-- Written problem --
Write the material out again in full, exactly.
-- Begin Data --
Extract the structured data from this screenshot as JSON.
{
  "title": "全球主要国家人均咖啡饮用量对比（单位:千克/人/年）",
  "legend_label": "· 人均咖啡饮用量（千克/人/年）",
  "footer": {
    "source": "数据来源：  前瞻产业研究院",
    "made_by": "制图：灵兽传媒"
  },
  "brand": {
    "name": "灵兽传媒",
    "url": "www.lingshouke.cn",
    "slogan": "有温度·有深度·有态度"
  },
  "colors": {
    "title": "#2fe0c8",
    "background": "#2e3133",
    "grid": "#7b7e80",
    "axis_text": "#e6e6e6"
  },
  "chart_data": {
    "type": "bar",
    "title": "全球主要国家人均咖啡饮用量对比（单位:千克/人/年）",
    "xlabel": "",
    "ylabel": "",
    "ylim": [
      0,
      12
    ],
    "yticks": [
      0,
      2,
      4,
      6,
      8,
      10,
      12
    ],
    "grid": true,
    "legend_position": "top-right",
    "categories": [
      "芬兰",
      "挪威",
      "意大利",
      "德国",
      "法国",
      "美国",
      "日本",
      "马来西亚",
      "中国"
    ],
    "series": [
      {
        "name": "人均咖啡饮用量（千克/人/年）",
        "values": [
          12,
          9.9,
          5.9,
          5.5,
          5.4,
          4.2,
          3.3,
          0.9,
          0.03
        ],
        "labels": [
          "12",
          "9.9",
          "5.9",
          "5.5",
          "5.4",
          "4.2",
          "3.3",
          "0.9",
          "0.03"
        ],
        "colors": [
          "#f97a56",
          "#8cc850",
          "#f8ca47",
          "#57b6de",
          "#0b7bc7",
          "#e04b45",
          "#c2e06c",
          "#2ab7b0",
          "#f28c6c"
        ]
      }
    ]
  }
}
-- End Data --
-- Exercise output --
Extract the structured data from this screenshot as JSON.
{
  "title": "全球主要国家人均咖啡饮用量对比（单位:千克/人/年）",
  "legend_label": "· 人均咖啡饮用量（千克/人/年）",
  "footer": {
    "source": "数据来源：  前瞻产业研究院",
    "made_by": "制图：灵兽传媒"
  },
  "brand": {
    "name": "灵兽传媒",
    "url": "www.lingshouke.cn",
    "slogan": "有温度·有深度·有态度"
  },
  "colors": {
    "title": "#2fe0c8",
    "background": "#2e3133",
    "grid": "#7b7e80",
    "axis_text": "#e6e6e6"
  },
  "chart_data": {
    "type": "bar",
    "title": "全球主要国家人均咖啡饮用量对比（单位:千克/人/年）",
    "xlabel": "",
    "ylabel": "",
    "ylim": [
      0,
      12
    ],
    "yticks": [
      0,
      2,
      4,
      6,
      8,
      10,
      12
    ],
    "grid": true,
    "legend_position": "top-right",
    "categories": [
      "芬兰",
      "挪威",
      "意大利",
      "德国",
      "法国",
      "美国",
      "日本",
      "马来西亚",
      "中国"
    ],
    "series": [
      {
        "name": "人均咖啡饮用量（千克/人/年）",
        "values": [
          12,
          9.9,
          5.9,
          5.5,
          5.4,
          4.2,
          3.3,
          0.9,
          0.03
        ],
        "labels": [
          "12",
          "9.9",
          "5.9",
          "5.5",
          "5.4",
          "4.2",
          "3.3",
          "0.9",
          "0.03"
        ],
        "colors": [
          "#f97a56",
          "#8cc850",
          "#f8ca47",
          "#57b6de",
          "#0b7bc7",
          "#e04b45",
          "#c2e06c",
          "#2ab7b0",
          "#f28c6c"
        ]
      }
    ]
  }
}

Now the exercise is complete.